■ **WHAT IS ASKED**:
In the article about Dognition below, what year did Brian Hare's research into dog cognition begin?

___ EXTRACT TO READ

Duke neuroscientist Brian Hare tests a dog's cognition using a simple set of toys.
Duke neuroscientist Brian Hare tests a dog's cognition using a simple set of toys.Dognition

Is your dog an Einstein or a Charmer? For $60 (woof!!), a new business venture called Dognition will help you put your pooch through a series of fun playtime activities to find out how your dog thinks. The metrics generated by those experiments … I mean, fun playtime activities … are being fed into a research project that could for the first time determine how the cognitive traits of various breeds differ.

"Dognition.com is ultimately about people's dogs, and finding out about your dog," Duke University neuroscientist Brian Hare, one of the venture's co-founders, told NBC News. "That's what you're paying for. I buy fancy dog food for my dog, and just like I want to take care of his stomach, I want to take care of his mind, too. Skip the next couple of chew toys, and your dog and you will really enjoy doing something a little different."

The business venture builds on Hare's work as the director of the Duke Canine Cognition Center and an associate professor in evolutionary anthropology at Duke's Center for Cognitive Neuroscience. It also meshes with a newly published book by Hare and his wife, Vanessa Woods, titled "The Genius of Dogs."

How smart are dogs?

Don't expect Dognition's cognitive assessment to measure your pet's IQ: Hare says a dog's intelligence can't be described with a single number. (Come to think of it, the same caveat should apply to humans.)

"Because we use standardized testing in all walks of life, it leads you to believe that there's just one measure of intelligence, and there's a number, and that's it," Hare said. "But when you start studying cognitive science, and look at other species, that all starts to crumble."

It's also fruitless to try calculating whether dogs are smarter than cats, or chimps, or bonobos. "That's like trying to answer the question, 'Is a hammer better than a screwdriver?'" Hare said. Instead, he and his colleagues look at how dogs and other species address problem-solving challenges and communicate with humans. It turns out that dogs are geniuses when it comes to figuring out what humans are trying to tell them — which suggests that our world is truly going to the dogs.

"Dogs are bizarrely successful," Hare said. "They have more jobs than ever in this age of the Internet and the International Space Station."

Researchers have even argued that humans and dogs are locked in a co-evolutionary embrace that began tens of thousands of years ago. Last month, for example, one research team determined that canine digestive systems have adapted to the relatively starchy diet served up by modern humans.

How it works

Hare's research into dog cognition began back in 1995, with studies of how dogs looked for hidden treats when humans tried giving them hints. Those experiments, which are done using simple household items such as plastic cups (plus tons of treats), are laid out in Dognition's Canine Assessment Toolkit.

______
___ DATASET ROWS

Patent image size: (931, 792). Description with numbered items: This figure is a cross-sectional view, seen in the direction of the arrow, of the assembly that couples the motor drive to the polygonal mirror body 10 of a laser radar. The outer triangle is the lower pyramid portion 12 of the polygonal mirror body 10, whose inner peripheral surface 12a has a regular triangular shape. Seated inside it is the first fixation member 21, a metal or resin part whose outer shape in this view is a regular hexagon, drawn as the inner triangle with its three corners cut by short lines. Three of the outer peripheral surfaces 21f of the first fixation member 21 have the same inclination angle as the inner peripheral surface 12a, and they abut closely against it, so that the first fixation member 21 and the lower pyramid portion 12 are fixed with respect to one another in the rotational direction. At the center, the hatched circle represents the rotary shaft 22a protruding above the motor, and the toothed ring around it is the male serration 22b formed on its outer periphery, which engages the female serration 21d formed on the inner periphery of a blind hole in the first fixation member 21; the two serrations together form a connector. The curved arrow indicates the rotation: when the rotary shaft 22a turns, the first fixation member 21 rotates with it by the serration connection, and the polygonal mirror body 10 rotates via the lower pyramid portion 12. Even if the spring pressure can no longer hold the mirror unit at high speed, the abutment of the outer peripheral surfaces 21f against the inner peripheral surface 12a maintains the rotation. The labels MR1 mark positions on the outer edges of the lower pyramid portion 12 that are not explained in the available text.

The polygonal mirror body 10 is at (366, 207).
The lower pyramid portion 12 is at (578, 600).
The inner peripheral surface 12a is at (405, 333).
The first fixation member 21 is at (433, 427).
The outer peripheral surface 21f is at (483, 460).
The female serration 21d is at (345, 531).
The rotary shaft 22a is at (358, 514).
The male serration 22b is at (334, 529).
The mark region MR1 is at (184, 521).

______

■ **SOLUTION TO THE EXERCISE**:
1995